• **GOALS**
[1] Reproduce the listing verbatim from its first line through the line containing "chevron-down-icon xyxy=(15,17,25,24)", including both of those lines.
[2] Write the next part of the passage on holding patterns, picking up after its final sentence.

• **SOURCE PASSAGE**
================
Sunday, March 22, 2009

Hold Everything, Part III

For being so simple, holding patterns are a surprisingly deep topic. In this installment I'll cover some subtle points like orientation on the outbound leg, when to start timing, the 5 Ts, Dealer's Choice Entry, wind correction, station side holds, and the so-called Crisis Entry.

You Gotta Believe
When a photojournalist is mired in a crowd of people and is unable to see the subject they are trying to photograph, they often hold their camera up, point it in the generally correct direction, and click the shutter in hopes of getting a usable shot. This used to be called a Hail Mary, a term also applied to a quarterback throwing a football a great distance downfield in hopes that his receiver will be there to catch it.

An aviation equivalent of a Hail Mary is something that many new instrument pilots have a hard time grasping: Without a GPS depiction of a holding pattern you really have no positive course guidance on the outbound leg. On the inbound leg, the CDI or HSI will be centered and the ADF needle should basically be pointing straight up (aside from any wind correction angle).

If you're navigating with a VOR or ADF, you cross the fix, turn outbound, fly for a minute and see what happens when you turn inbound. If you have an idea of the winds aloft prior to entering the hold, that knowledge can certainly inform your choice of heading; more on that later.

With a GPS depiction of the holding pattern, you'll have an excellent idea of where the desired outbound leg is. Some GPS receivers capable of depicting holding patterns will even change the shape of the holding pattern race track to account for your aircraft's speed and for wind correction.

Here's the G1000's predicted holding pattern shape at 145 knots with winds out of the NNE at 25 knots.

Here's the same predicted holding pattern shape after slowing to 105 knots.

Without GPS, the first time around the hold is often a bit of a gimme - You get a better idea of the winds aloft and refine the hold with each lap you fly. This can be a good thing if you have to hold for a long time because it gives you something to do and relieves the boredom.

Five is Enough
A popular checklist mnemonic used as you cross a holding fix (or any other fix, for that matter) is the Five Ts. Some instructors teach a slightly different order and some even teach more than Five Ts. Here's my version:
  • Turn - to the outbound heading
  • Time - start your time, if necessary
  • Twist - twist the course pointer or OBS to the INBOUND course, if necessary
  • Throttle - reduce to holding speed if you haven't already done so
  • Talk - report entering the hold
Some folks insist that you start timing before you start turning, but it doesn't really matter as long as you are consistent in which you choose to do first. I teach turn before time because it works well when flying one of those rare instrument approaches that have a course change over the final approach fix.
================
• **ENTRIES PROVIDED**
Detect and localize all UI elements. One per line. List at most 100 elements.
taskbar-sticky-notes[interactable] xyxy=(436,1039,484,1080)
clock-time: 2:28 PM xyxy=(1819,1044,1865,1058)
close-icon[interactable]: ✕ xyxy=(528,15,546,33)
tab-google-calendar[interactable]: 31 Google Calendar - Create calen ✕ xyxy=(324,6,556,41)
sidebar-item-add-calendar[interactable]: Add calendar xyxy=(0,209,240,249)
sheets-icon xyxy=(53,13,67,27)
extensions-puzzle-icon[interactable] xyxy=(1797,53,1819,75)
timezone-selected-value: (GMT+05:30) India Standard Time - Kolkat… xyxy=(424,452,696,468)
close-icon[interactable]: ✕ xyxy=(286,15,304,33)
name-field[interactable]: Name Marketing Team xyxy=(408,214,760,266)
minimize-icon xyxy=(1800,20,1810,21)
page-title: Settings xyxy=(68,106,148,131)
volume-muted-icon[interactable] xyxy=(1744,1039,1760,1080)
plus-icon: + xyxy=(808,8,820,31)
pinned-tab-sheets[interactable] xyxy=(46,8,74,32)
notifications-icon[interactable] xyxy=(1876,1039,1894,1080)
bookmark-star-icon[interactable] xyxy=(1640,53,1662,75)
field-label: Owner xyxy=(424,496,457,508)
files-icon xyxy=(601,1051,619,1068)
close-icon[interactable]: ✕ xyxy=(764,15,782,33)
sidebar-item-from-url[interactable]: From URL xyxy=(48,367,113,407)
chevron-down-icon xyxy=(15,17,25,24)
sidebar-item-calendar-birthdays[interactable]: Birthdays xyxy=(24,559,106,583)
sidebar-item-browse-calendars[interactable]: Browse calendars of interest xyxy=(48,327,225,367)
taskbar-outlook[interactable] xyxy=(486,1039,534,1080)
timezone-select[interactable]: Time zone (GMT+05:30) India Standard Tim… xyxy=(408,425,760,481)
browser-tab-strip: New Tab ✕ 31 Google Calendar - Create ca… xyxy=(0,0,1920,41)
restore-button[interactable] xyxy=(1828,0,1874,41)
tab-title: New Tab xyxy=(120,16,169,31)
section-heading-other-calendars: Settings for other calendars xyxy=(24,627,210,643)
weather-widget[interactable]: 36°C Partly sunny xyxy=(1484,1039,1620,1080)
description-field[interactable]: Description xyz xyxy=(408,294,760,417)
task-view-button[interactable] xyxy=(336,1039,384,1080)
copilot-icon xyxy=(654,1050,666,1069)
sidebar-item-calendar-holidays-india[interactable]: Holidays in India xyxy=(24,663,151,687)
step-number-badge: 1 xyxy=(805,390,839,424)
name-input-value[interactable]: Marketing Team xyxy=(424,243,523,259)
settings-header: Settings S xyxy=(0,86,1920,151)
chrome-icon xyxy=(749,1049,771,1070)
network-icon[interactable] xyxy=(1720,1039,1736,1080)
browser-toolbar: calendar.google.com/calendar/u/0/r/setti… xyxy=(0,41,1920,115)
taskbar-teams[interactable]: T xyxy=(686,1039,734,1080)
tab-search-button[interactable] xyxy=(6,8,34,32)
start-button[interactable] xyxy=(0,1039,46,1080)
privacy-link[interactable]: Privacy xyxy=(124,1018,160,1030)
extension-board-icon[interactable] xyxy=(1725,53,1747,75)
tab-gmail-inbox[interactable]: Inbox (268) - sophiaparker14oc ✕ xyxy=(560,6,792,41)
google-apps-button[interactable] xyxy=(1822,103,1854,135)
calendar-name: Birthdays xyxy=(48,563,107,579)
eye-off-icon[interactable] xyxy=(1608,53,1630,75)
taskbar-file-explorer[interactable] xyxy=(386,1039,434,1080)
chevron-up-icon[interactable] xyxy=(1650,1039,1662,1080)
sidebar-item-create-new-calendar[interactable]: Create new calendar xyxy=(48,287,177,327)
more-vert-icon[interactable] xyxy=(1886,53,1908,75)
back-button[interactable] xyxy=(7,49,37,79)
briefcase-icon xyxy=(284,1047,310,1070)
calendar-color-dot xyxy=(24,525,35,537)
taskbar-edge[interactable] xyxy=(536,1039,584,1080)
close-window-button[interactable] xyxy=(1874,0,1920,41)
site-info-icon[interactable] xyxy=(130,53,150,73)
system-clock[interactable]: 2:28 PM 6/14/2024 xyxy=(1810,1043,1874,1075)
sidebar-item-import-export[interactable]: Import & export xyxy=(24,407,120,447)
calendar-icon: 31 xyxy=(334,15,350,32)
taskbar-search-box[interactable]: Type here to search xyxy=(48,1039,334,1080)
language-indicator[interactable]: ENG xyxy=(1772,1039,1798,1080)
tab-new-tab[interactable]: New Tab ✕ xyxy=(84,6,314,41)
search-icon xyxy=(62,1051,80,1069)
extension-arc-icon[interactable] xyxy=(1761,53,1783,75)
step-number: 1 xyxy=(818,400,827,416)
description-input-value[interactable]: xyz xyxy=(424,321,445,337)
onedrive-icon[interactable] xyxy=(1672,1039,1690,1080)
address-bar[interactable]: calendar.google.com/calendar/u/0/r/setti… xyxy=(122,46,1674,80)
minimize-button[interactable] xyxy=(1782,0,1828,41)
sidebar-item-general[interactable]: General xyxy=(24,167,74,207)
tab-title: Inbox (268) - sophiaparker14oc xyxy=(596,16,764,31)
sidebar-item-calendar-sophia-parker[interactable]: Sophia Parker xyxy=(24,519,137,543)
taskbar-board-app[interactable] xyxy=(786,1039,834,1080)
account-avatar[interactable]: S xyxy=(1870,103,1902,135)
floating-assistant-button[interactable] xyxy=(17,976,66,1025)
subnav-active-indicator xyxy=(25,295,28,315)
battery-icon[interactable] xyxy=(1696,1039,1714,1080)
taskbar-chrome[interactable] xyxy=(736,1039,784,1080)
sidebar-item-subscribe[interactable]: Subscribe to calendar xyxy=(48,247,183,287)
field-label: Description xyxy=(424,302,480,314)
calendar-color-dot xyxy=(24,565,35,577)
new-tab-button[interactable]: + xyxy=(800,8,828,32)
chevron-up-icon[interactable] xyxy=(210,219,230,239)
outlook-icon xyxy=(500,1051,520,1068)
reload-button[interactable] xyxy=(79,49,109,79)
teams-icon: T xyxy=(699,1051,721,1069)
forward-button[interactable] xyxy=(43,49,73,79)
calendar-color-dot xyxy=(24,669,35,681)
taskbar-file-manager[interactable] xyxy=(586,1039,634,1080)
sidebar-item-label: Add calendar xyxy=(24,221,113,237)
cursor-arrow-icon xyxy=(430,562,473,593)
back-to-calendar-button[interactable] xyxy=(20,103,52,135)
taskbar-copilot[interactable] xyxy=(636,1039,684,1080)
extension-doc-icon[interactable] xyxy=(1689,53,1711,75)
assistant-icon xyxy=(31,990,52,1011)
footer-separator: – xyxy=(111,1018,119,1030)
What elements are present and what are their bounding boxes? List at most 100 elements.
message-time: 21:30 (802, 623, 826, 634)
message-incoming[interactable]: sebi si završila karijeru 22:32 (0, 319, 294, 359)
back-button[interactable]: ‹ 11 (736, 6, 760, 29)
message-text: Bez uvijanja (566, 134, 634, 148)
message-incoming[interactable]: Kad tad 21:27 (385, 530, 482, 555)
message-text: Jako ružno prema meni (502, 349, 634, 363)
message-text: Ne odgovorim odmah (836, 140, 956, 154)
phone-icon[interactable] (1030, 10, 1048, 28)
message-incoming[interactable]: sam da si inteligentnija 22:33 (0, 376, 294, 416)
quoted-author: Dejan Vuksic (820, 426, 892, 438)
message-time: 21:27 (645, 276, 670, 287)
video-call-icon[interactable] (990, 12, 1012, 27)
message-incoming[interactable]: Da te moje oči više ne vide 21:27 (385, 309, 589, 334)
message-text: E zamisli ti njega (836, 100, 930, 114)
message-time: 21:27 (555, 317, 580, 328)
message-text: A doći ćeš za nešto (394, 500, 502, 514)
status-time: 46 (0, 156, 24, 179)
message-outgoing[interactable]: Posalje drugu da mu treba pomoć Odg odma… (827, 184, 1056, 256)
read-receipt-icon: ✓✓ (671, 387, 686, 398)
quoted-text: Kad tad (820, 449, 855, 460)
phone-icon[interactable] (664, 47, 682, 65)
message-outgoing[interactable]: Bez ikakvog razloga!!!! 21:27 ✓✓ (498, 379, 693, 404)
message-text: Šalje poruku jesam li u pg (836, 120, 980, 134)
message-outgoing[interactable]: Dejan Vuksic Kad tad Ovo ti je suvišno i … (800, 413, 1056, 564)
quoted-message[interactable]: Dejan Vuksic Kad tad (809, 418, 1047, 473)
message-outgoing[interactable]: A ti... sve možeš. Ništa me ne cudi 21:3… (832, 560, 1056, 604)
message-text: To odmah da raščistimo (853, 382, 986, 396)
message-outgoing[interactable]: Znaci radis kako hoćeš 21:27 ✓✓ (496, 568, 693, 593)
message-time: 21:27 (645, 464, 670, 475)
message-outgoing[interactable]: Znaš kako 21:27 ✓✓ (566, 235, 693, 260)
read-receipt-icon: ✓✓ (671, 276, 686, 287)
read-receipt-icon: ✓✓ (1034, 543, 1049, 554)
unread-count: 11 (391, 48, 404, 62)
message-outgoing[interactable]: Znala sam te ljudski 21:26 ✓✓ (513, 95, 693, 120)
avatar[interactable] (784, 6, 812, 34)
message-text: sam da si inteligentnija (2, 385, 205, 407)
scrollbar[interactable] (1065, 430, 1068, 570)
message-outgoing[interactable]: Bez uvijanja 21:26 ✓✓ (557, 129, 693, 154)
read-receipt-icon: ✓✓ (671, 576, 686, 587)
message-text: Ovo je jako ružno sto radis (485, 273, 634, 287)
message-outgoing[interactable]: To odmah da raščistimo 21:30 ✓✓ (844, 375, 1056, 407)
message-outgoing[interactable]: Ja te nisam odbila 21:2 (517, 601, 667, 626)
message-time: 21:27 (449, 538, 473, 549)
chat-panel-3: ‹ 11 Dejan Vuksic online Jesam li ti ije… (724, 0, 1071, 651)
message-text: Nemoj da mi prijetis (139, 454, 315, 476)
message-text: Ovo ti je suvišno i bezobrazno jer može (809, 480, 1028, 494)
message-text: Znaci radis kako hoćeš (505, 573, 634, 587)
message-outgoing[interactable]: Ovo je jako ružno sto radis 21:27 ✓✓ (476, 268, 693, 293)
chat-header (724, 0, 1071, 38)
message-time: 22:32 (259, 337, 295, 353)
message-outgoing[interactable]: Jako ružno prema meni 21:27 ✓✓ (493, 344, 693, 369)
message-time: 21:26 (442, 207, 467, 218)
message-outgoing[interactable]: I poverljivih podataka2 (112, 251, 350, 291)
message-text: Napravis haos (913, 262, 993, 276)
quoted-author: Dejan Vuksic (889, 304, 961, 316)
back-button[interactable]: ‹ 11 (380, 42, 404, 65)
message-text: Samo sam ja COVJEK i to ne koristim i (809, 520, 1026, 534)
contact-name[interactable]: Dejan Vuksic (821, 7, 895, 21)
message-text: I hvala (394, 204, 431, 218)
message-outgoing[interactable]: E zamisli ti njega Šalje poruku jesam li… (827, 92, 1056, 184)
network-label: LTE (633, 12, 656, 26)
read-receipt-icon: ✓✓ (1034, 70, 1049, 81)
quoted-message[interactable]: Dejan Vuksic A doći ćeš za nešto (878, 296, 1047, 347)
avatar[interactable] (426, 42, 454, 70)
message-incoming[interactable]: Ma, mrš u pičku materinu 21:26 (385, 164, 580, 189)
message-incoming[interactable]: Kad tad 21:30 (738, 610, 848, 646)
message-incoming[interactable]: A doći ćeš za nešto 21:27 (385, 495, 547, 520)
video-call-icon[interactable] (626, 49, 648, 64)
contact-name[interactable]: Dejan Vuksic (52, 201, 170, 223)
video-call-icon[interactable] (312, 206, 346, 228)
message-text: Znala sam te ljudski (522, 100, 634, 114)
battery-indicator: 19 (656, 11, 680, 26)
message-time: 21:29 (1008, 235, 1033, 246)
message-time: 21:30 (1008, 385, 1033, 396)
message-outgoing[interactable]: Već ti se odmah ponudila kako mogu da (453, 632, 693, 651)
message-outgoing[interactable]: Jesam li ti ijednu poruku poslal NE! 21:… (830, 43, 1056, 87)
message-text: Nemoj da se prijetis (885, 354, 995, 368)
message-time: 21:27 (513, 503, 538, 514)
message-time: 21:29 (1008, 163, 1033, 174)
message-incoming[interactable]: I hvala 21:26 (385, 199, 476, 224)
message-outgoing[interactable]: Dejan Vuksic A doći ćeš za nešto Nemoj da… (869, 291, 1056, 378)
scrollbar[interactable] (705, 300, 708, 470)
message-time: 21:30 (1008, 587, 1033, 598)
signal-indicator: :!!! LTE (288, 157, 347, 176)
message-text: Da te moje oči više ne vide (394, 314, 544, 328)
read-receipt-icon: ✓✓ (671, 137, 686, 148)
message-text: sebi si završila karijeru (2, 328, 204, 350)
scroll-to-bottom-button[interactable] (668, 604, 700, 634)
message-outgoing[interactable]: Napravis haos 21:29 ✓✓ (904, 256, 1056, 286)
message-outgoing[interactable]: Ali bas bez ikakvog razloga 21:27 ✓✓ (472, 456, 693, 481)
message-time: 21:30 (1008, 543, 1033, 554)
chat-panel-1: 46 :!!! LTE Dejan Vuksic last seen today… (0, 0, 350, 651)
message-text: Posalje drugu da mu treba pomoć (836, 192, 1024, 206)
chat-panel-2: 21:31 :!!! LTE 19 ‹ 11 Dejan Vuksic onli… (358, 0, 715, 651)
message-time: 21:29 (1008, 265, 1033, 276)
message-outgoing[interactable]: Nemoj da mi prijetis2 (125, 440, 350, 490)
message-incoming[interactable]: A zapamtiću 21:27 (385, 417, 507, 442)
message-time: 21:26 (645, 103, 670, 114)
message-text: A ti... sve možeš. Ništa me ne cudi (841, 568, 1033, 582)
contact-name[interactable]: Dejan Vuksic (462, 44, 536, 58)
================
• **ANSWERS PER TASK**
[1]
Detect and localize all UI elements. One per line. List at most 100 elements.
taskbar-sticky-notes[interactable] xyxy=(436,1039,484,1080)
clock-time: 2:28 PM xyxy=(1819,1044,1865,1058)
close-icon[interactable]: ✕ xyxy=(528,15,546,33)
tab-google-calendar[interactable]: 31 Google Calendar - Create calen ✕ xyxy=(324,6,556,41)
sidebar-item-add-calendar[interactable]: Add calendar xyxy=(0,209,240,249)
sheets-icon xyxy=(53,13,67,27)
extensions-puzzle-icon[interactable] xyxy=(1797,53,1819,75)
timezone-selected-value: (GMT+05:30) India Standard Time - Kolkat… xyxy=(424,452,696,468)
close-icon[interactable]: ✕ xyxy=(286,15,304,33)
name-field[interactable]: Name Marketing Team xyxy=(408,214,760,266)
minimize-icon xyxy=(1800,20,1810,21)
page-title: Settings xyxy=(68,106,148,131)
volume-muted-icon[interactable] xyxy=(1744,1039,1760,1080)
plus-icon: + xyxy=(808,8,820,31)
pinned-tab-sheets[interactable] xyxy=(46,8,74,32)
notifications-icon[interactable] xyxy=(1876,1039,1894,1080)
bookmark-star-icon[interactable] xyxy=(1640,53,1662,75)
field-label: Owner xyxy=(424,496,457,508)
files-icon xyxy=(601,1051,619,1068)
close-icon[interactable]: ✕ xyxy=(764,15,782,33)
sidebar-item-from-url[interactable]: From URL xyxy=(48,367,113,407)
chevron-down-icon xyxy=(15,17,25,24)

[2]
I've seen pilots and instructors who insist on twisting the OBS or course pointer when turning outbound as well as when turning inbound in the hold. That seems a bit kooky in light of the above discussion of course guidance on the outbound leg, but I guess it's harmless as long as you keep your situational awareness.

I rarely see pilots report entering the hold, even though it's one of the compulsory reports under IFR. The format goes something like this:
Barnburner 123, entered the hold, Sacramento, 2132 Zulu.

Get Your Fix
An often misunderstood concept is when to start timing the outbound leg of the hold. When you are entering a hold using a teardrop or parallel entry, start the outbound timing when you cross the fix. When flying a direct entry or once established in the hold, start timing abeam the holding fix provided you can determine that position.

Station passage over a VOR occurs on a teardrop or parallel entry as soon as your VOR receiver shows a positive reversal of the To/From flag. For a hold over an NDB, your ADF needle will start to point behind your wing when you've passed the station. If you are holding over a VOR intersection or a DME fix on a VOR radial, the equivalent of station passage is when you have passed the cross-radial or DME distance that defines the holding fix.

If you are navigating using GPS, you need to suspend waypoint sequencing (by pressing the OBS button) unless you are holding over a missed approach holding waypoint defined in an instrument approach procedure. The nice thing here is that when waypoint sequencing is disabled and you cross the fix, the To/From flag will reverse just like when crossing a VOR station.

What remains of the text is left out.